-- START RECORDS SHOWN --

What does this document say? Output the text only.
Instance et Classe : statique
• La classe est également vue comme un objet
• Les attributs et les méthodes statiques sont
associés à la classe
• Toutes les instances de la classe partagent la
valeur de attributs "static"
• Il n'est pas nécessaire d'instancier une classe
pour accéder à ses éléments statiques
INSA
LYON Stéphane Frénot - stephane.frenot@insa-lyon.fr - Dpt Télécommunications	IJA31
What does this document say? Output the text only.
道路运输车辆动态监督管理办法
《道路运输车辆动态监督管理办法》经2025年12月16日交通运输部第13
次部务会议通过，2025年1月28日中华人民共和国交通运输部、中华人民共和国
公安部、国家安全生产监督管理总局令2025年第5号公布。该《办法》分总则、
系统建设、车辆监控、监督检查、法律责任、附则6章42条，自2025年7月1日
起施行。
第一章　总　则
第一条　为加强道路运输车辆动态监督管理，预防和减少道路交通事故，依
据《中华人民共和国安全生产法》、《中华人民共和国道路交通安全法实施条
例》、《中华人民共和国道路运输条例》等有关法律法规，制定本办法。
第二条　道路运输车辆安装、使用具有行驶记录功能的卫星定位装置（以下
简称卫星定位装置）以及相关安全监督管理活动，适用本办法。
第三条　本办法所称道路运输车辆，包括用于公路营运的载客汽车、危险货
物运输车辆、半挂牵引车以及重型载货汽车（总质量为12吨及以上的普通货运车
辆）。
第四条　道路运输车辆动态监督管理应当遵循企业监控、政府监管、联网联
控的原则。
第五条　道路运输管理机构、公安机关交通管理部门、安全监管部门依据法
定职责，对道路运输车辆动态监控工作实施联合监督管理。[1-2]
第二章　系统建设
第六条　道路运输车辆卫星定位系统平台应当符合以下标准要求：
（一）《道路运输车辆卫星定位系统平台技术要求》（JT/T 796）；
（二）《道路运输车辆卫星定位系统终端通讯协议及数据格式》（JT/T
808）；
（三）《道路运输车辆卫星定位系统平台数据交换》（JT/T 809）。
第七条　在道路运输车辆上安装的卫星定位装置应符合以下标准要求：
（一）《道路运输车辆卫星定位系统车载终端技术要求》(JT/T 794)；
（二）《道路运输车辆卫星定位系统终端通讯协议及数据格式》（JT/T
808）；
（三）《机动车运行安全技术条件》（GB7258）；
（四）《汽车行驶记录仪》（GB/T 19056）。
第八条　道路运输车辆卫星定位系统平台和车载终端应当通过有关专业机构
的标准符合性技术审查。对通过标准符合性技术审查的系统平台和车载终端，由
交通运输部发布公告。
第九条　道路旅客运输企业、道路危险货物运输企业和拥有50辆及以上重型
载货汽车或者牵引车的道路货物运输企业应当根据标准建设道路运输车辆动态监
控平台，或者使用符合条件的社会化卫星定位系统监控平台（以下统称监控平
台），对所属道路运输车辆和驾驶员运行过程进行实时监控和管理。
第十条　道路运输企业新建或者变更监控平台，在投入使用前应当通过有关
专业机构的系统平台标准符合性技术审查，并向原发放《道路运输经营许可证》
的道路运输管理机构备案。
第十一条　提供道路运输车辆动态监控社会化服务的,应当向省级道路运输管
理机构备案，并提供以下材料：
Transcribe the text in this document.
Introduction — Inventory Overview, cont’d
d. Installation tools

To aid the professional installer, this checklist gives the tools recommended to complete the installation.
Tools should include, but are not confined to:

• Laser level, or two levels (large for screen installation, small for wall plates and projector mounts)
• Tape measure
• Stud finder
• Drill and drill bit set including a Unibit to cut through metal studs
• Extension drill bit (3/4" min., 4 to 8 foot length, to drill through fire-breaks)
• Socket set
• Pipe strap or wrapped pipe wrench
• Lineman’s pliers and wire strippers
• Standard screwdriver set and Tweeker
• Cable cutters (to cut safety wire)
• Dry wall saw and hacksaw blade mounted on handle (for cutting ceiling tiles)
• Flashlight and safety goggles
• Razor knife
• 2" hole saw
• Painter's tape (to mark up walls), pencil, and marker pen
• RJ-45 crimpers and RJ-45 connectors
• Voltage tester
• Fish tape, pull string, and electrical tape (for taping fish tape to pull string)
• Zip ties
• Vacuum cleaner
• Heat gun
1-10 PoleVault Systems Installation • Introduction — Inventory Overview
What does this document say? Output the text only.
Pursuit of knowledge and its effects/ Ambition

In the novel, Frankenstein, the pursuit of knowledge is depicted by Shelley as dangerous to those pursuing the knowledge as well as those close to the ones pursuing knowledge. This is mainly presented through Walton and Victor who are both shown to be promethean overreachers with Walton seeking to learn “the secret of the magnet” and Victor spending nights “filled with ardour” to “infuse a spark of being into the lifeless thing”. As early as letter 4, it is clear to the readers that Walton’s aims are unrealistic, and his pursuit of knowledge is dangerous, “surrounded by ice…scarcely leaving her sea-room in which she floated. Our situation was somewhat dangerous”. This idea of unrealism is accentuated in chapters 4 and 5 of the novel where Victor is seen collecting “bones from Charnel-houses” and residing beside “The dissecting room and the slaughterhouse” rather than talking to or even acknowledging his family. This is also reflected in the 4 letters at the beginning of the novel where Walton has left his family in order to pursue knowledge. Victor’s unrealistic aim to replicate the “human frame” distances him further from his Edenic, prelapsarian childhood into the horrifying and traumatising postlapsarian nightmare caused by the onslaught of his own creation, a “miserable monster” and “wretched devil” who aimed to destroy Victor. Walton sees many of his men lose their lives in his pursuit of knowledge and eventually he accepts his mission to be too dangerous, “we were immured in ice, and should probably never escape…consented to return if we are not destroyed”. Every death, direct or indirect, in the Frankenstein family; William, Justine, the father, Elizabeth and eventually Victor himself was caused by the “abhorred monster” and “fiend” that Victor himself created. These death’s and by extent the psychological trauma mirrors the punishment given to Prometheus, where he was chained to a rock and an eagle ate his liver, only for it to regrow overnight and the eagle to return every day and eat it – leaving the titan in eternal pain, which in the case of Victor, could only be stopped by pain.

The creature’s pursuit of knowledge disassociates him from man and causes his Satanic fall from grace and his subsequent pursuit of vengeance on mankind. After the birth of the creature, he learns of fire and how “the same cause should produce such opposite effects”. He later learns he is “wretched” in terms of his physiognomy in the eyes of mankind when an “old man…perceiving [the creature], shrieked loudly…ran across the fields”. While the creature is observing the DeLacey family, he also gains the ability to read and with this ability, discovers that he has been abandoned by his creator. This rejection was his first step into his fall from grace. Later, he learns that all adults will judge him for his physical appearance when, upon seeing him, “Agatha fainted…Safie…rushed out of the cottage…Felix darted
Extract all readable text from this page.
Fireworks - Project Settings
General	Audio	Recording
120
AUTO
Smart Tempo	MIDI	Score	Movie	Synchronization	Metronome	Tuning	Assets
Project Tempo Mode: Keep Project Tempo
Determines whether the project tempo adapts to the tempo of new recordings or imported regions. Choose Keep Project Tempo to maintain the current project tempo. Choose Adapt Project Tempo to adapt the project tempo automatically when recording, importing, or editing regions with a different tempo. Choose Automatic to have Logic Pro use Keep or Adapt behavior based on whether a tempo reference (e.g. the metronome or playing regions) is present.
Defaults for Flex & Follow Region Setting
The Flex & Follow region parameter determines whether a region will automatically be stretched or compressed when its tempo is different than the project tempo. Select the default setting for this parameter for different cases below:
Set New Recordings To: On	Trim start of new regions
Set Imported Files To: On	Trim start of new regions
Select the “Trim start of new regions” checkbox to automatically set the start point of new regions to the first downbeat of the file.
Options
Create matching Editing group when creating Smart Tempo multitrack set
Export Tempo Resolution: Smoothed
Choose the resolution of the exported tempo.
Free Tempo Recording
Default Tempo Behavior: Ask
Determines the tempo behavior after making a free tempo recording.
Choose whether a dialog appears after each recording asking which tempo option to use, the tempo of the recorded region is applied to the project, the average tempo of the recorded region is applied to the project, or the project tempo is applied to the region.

-- END RECORDS SHOWN --

• [AIM] Repeat each of the entries above precisely as given.

• [SOLUTION TO THE PROBLEM]
What does this document say? Output the text only.
Instance et Classe : statique
• La classe est également vue comme un objet
• Les attributs et les méthodes statiques sont
associés à la classe
• Toutes les instances de la classe partagent la
valeur de attributs "static"
• Il n'est pas nécessaire d'instancier une classe
pour accéder à ses éléments statiques
INSA
LYON Stéphane Frénot - stephane.frenot@insa-lyon.fr - Dpt Télécommunications	IJA31
What does this document say? Output the text only.
道路运输车辆动态监督管理办法
《道路运输车辆动态监督管理办法》经2025年12月16日交通运输部第13
次部务会议通过，2025年1月28日中华人民共和国交通运输部、中华人民共和国
公安部、国家安全生产监督管理总局令2025年第5号公布。该《办法》分总则、
系统建设、车辆监控、监督检查、法律责任、附则6章42条，自2025年7月1日
起施行。
第一章　总　则
第一条　为加强道路运输车辆动态监督管理，预防和减少道路交通事故，依
据《中华人民共和国安全生产法》、《中华人民共和国道路交通安全法实施条
例》、《中华人民共和国道路运输条例》等有关法律法规，制定本办法。
第二条　道路运输车辆安装、使用具有行驶记录功能的卫星定位装置（以下
简称卫星定位装置）以及相关安全监督管理活动，适用本办法。
第三条　本办法所称道路运输车辆，包括用于公路营运的载客汽车、危险货
物运输车辆、半挂牵引车以及重型载货汽车（总质量为12吨及以上的普通货运车
辆）。
第四条　道路运输车辆动态监督管理应当遵循企业监控、政府监管、联网联
控的原则。
第五条　道路运输管理机构、公安机关交通管理部门、安全监管部门依据法
定职责，对道路运输车辆动态监控工作实施联合监督管理。[1-2]
第二章　系统建设
第六条　道路运输车辆卫星定位系统平台应当符合以下标准要求：
（一）《道路运输车辆卫星定位系统平台技术要求》（JT/T 796）；
（二）《道路运输车辆卫星定位系统终端通讯协议及数据格式》（JT/T
808）；
（三）《道路运输车辆卫星定位系统平台数据交换》（JT/T 809）。
第七条　在道路运输车辆上安装的卫星定位装置应符合以下标准要求：
（一）《道路运输车辆卫星定位系统车载终端技术要求》(JT/T 794)；
（二）《道路运输车辆卫星定位系统终端通讯协议及数据格式》（JT/T
808）；
（三）《机动车运行安全技术条件》（GB7258）；
（四）《汽车行驶记录仪》（GB/T 19056）。
第八条　道路运输车辆卫星定位系统平台和车载终端应当通过有关专业机构
的标准符合性技术审查。对通过标准符合性技术审查的系统平台和车载终端，由
交通运输部发布公告。
第九条　道路旅客运输企业、道路危险货物运输企业和拥有50辆及以上重型
载货汽车或者牵引车的道路货物运输企业应当根据标准建设道路运输车辆动态监
控平台，或者使用符合条件的社会化卫星定位系统监控平台（以下统称监控平
台），对所属道路运输车辆和驾驶员运行过程进行实时监控和管理。
第十条　道路运输企业新建或者变更监控平台，在投入使用前应当通过有关
专业机构的系统平台标准符合性技术审查，并向原发放《道路运输经营许可证》
的道路运输管理机构备案。
第十一条　提供道路运输车辆动态监控社会化服务的,应当向省级道路运输管
理机构备案，并提供以下材料：
Transcribe the text in this document.
Introduction — Inventory Overview, cont’d
d. Installation tools

To aid the professional installer, this checklist gives the tools recommended to complete the installation.
Tools should include, but are not confined to:

• Laser level, or two levels (large for screen installation, small for wall plates and projector mounts)
• Tape measure
• Stud finder
• Drill and drill bit set including a Unibit to cut through metal studs
• Extension drill bit (3/4" min., 4 to 8 foot length, to drill through fire-breaks)
• Socket set
• Pipe strap or wrapped pipe wrench
• Lineman’s pliers and wire strippers
• Standard screwdriver set and Tweeker
• Cable cutters (to cut safety wire)
• Dry wall saw and hacksaw blade mounted on handle (for cutting ceiling tiles)
• Flashlight and safety goggles
• Razor knife
• 2" hole saw
• Painter's tape (to mark up walls), pencil, and marker pen
• RJ-45 crimpers and RJ-45 connectors
• Voltage tester
• Fish tape, pull string, and electrical tape (for taping fish tape to pull string)
• Zip ties
• Vacuum cleaner
• Heat gun
1-10 PoleVault Systems Installation • Introduction — Inventory Overview
What does this document say? Output the text only.
Pursuit of knowledge and its effects/ Ambition

In the novel, Frankenstein, the pursuit of knowledge is depicted by Shelley as dangerous to those pursuing the knowledge as well as those close to the ones pursuing knowledge. This is mainly presented through Walton and Victor who are both shown to be promethean overreachers with Walton seeking to learn “the secret of the magnet” and Victor spending nights “filled with ardour” to “infuse a spark of being into the lifeless thing”. As early as letter 4, it is clear to the readers that Walton’s aims are unrealistic, and his pursuit of knowledge is dangerous, “surrounded by ice…scarcely leaving her sea-room in which she floated. Our situation was somewhat dangerous”. This idea of unrealism is accentuated in chapters 4 and 5 of the novel where Victor is seen collecting “bones from Charnel-houses” and residing beside “The dissecting room and the slaughterhouse” rather than talking to or even acknowledging his family. This is also reflected in the 4 letters at the beginning of the novel where Walton has left his family in order to pursue knowledge. Victor’s unrealistic aim to replicate the “human frame” distances him further from his Edenic, prelapsarian childhood into the horrifying and traumatising postlapsarian nightmare caused by the onslaught of his own creation, a “miserable monster” and “wretched devil” who aimed to destroy Victor. Walton sees many of his men lose their lives in his pursuit of knowledge and eventually he accepts his mission to be too dangerous, “we were immured in ice, and should probably never escape…consented to return if we are not destroyed”. Every death, direct or indirect, in the Frankenstein family; William, Justine, the father, Elizabeth and eventually Victor himself was caused by the “abhorred monster” and “fiend” that Victor himself created. These death’s and by extent the psychological trauma mirrors the punishment given to Prometheus, where he was chained to a rock and an eagle ate his liver, only for it to regrow overnight and the eagle to return every day and eat it – leaving the titan in eternal pain, which in the case of Victor, could only be stopped by pain.

The creature’s pursuit of knowledge disassociates him from man and causes his Satanic fall from grace and his subsequent pursuit of vengeance on mankind. After the birth of the creature, he learns of fire and how “the same cause should produce such opposite effects”. He later learns he is “wretched” in terms of his physiognomy in the eyes of mankind when an “old man…perceiving [the creature], shrieked loudly…ran across the fields”. While the creature is observing the DeLacey family, he also gains the ability to read and with this ability, discovers that he has been abandoned by his creator. This rejection was his first step into his fall from grace. Later, he learns that all adults will judge him for his physical appearance when, upon seeing him, “Agatha fainted…Safie…rushed out of the cottage…Felix darted
Extract all readable text from this page.
Fireworks - Project Settings
General	Audio	Recording
120
AUTO
Smart Tempo	MIDI	Score	Movie	Synchronization	Metronome	Tuning	Assets
Project Tempo Mode: Keep Project Tempo
Determines whether the project tempo adapts to the tempo of new recordings or imported regions. Choose Keep Project Tempo to maintain the current project tempo. Choose Adapt Project Tempo to adapt the project tempo automatically when recording, importing, or editing regions with a different tempo. Choose Automatic to have Logic Pro use Keep or Adapt behavior based on whether a tempo reference (e.g. the metronome or playing regions) is present.
Defaults for Flex & Follow Region Setting
The Flex & Follow region parameter determines whether a region will automatically be stretched or compressed when its tempo is different than the project tempo. Select the default setting for this parameter for different cases below:
Set New Recordings To: On	Trim start of new regions
Set Imported Files To: On	Trim start of new regions
Select the “Trim start of new regions” checkbox to automatically set the start point of new regions to the first downbeat of the file.
Options
Create matching Editing group when creating Smart Tempo multitrack set
Export Tempo Resolution: Smoothed
Choose the resolution of the exported tempo.
Free Tempo Recording
Default Tempo Behavior: Ask
Determines the tempo behavior after making a free tempo recording.
Choose whether a dialog appears after each recording asking which tempo option to use, the tempo of the recorded region is applied to the project, the average tempo of the recorded region is applied to the project, or the project tempo is applied to the region.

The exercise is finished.